> **Written exercise**
Identify each line holding the string "accent" and copy it.

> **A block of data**
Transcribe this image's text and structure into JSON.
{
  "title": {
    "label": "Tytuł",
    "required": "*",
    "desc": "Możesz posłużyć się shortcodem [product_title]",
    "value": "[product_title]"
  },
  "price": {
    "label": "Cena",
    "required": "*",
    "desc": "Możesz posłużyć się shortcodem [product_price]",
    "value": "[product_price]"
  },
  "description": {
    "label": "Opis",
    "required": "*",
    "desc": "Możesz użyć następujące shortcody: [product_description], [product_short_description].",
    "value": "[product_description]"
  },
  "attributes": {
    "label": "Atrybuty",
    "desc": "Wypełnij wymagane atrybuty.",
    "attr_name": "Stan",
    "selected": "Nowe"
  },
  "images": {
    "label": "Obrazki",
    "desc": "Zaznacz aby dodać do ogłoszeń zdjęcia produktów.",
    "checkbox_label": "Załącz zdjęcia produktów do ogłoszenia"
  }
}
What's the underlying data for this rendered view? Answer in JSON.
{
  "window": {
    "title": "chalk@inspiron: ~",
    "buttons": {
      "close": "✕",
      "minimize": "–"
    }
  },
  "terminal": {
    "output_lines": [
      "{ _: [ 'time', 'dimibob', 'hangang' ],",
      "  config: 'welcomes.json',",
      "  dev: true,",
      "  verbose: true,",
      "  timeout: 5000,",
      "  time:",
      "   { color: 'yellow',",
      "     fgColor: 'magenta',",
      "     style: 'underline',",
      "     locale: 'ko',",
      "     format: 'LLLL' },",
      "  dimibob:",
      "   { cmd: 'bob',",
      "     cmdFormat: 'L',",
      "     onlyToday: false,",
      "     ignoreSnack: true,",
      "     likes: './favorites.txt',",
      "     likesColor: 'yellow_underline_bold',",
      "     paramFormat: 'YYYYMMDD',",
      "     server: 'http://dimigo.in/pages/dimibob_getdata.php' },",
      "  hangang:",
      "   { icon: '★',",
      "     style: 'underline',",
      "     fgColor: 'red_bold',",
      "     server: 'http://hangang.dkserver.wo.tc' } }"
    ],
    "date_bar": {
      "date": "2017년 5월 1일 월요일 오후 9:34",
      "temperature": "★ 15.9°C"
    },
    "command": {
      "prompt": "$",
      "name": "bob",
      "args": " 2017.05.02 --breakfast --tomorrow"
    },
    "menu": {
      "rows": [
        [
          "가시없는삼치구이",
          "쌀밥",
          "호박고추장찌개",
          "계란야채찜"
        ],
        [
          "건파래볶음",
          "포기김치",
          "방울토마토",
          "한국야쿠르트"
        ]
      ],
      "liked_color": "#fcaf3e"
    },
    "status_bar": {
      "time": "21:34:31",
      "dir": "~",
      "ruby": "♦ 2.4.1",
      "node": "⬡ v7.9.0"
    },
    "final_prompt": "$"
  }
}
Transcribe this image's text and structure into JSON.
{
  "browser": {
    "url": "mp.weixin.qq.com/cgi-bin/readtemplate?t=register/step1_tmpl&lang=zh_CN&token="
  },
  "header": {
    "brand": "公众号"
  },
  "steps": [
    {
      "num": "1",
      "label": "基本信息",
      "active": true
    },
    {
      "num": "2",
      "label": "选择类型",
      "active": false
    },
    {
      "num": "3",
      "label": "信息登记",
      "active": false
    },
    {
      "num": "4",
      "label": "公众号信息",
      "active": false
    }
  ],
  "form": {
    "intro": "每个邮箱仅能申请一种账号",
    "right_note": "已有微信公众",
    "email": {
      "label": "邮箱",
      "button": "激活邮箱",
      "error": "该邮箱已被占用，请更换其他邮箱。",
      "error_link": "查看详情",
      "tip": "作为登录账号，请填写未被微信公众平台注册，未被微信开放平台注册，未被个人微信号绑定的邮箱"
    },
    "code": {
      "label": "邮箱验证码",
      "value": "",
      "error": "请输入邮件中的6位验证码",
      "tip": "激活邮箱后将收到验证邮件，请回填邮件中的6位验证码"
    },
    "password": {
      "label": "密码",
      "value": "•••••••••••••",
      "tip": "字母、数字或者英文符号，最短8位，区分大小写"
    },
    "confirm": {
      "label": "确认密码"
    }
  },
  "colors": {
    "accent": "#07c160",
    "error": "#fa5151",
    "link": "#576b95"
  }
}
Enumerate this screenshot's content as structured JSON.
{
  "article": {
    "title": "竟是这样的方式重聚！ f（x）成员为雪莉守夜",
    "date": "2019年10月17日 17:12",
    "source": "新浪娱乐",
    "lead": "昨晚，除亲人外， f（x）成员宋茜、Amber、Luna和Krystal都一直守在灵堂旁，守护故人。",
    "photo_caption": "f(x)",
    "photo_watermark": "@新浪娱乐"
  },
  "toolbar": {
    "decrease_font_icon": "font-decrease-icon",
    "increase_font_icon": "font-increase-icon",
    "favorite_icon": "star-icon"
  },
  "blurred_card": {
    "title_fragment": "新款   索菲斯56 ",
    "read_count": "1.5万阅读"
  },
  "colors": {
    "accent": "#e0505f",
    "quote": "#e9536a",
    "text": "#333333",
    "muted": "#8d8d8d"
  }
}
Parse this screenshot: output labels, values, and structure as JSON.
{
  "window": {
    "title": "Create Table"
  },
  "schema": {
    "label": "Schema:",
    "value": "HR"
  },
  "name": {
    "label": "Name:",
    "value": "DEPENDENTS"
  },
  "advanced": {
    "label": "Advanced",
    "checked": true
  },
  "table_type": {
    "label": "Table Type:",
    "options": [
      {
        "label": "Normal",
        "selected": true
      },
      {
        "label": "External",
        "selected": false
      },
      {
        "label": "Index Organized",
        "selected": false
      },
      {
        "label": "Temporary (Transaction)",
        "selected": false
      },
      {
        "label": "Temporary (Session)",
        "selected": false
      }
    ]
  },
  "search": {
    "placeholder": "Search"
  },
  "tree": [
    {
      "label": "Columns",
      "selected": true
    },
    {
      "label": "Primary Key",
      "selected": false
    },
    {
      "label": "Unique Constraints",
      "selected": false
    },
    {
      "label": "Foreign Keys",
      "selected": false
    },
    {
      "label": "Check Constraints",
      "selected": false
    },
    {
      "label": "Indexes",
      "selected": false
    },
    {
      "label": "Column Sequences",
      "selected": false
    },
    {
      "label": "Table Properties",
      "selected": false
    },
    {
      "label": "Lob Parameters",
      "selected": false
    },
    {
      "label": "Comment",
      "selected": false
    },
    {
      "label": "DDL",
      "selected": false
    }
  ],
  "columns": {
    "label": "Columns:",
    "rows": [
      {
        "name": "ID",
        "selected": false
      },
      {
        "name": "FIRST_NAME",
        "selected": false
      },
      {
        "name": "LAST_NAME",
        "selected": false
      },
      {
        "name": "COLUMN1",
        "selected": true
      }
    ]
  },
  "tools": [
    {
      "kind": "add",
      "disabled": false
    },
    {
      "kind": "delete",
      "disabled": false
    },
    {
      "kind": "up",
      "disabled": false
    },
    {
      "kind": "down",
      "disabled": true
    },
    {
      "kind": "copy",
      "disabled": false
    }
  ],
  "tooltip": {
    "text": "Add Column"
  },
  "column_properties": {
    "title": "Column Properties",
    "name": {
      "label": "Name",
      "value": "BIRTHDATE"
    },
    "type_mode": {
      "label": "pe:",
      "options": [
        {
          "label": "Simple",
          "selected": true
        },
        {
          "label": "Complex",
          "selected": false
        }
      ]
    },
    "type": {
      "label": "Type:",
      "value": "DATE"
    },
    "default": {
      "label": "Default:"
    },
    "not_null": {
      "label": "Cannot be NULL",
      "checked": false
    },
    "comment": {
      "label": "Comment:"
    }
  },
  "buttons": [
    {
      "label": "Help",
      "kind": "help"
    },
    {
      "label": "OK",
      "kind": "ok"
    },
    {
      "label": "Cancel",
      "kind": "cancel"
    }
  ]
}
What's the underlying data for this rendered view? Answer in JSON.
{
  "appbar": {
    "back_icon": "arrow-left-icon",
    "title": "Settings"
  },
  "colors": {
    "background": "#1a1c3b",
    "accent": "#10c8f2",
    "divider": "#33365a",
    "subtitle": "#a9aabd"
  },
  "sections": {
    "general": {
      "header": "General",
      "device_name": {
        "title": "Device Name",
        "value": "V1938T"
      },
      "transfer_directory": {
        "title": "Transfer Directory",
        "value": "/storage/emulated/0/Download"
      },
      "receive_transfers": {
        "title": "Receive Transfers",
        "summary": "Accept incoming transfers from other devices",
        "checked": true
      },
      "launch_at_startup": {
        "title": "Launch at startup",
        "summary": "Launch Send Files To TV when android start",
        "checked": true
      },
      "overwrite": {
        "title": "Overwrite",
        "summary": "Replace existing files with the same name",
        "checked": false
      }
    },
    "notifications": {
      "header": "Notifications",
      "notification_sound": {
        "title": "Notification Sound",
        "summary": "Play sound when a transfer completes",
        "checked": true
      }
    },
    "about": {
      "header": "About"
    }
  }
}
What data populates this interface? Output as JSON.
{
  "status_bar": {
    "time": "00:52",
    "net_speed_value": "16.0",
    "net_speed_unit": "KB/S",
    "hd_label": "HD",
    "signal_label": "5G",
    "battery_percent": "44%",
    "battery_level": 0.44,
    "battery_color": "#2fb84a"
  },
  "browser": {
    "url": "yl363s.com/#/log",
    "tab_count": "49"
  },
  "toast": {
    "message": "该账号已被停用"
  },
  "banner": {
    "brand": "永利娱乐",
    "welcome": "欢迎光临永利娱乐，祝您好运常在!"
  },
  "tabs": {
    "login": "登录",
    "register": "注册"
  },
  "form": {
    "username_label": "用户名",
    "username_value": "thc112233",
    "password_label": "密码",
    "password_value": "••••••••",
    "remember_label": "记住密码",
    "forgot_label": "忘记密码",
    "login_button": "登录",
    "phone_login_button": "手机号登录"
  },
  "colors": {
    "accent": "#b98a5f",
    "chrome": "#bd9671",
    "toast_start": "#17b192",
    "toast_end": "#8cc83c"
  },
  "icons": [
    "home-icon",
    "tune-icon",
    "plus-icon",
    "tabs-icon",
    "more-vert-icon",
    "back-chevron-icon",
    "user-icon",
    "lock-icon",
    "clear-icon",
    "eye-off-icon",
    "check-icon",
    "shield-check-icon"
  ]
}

> **The reply**
    "accent": "#07c160",
    "accent": "#e0505f",
    "accent": "#10c8f2",
    "accent": "#b98a5f",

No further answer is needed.